### What is asked
Below is a block of records: output all of them exactly and leave out the pictures.

--- Exercise data ---

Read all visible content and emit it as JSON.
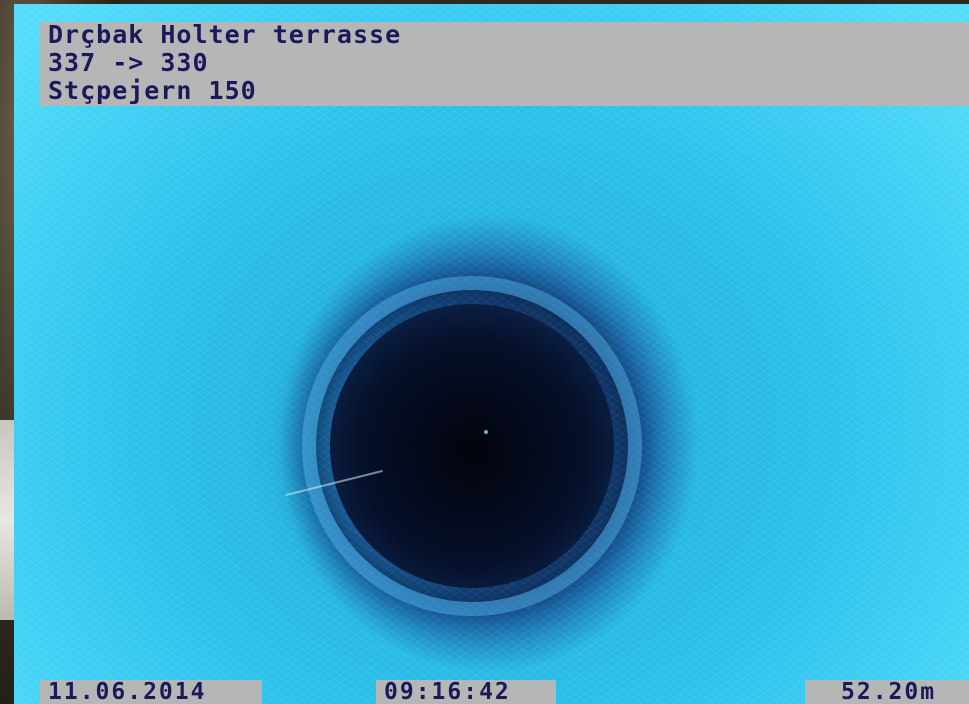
{
  "overlay": {
    "line_1": "Drçbak Holter terrasse",
    "line_2": "337 -> 330",
    "line_3": "Stçpejern 150"
  },
  "footer": {
    "date": "11.06.2014",
    "time": "09:16:42",
    "distance": "52.20m"
  },
  "colors": {
    "overlay_background": "#b6b6b6",
    "overlay_text": "#1a1a5a",
    "pipe_liner": "#2cc0ea",
    "pipe_void": "#05081a"
  }
}
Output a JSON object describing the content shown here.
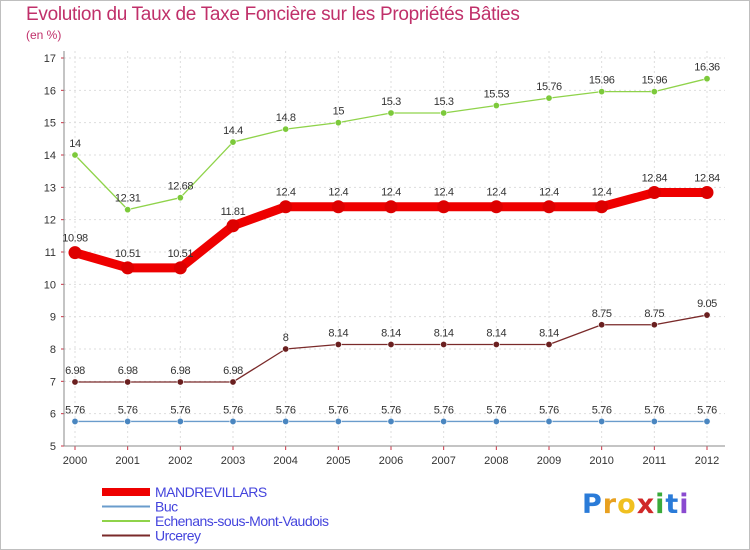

---

### Reply
Read all visible content and emit it as JSON.
{
  "overlay": {
    "line_1": "Drçbak Holter terrasse",
    "line_2": "337 -> 330",
    "line_3": "Stçpejern 150"
  },
  "footer": {
    "date": "11.06.2014",
    "time": "09:16:42",
    "distance": "52.20m"
  },
  "colors": {
    "overlay_background": "#b6b6b6",
    "overlay_text": "#1a1a5a",
    "pipe_liner": "#2cc0ea",
    "pipe_void": "#05081a"
  }
}
Output a JSON object describing the content shown here.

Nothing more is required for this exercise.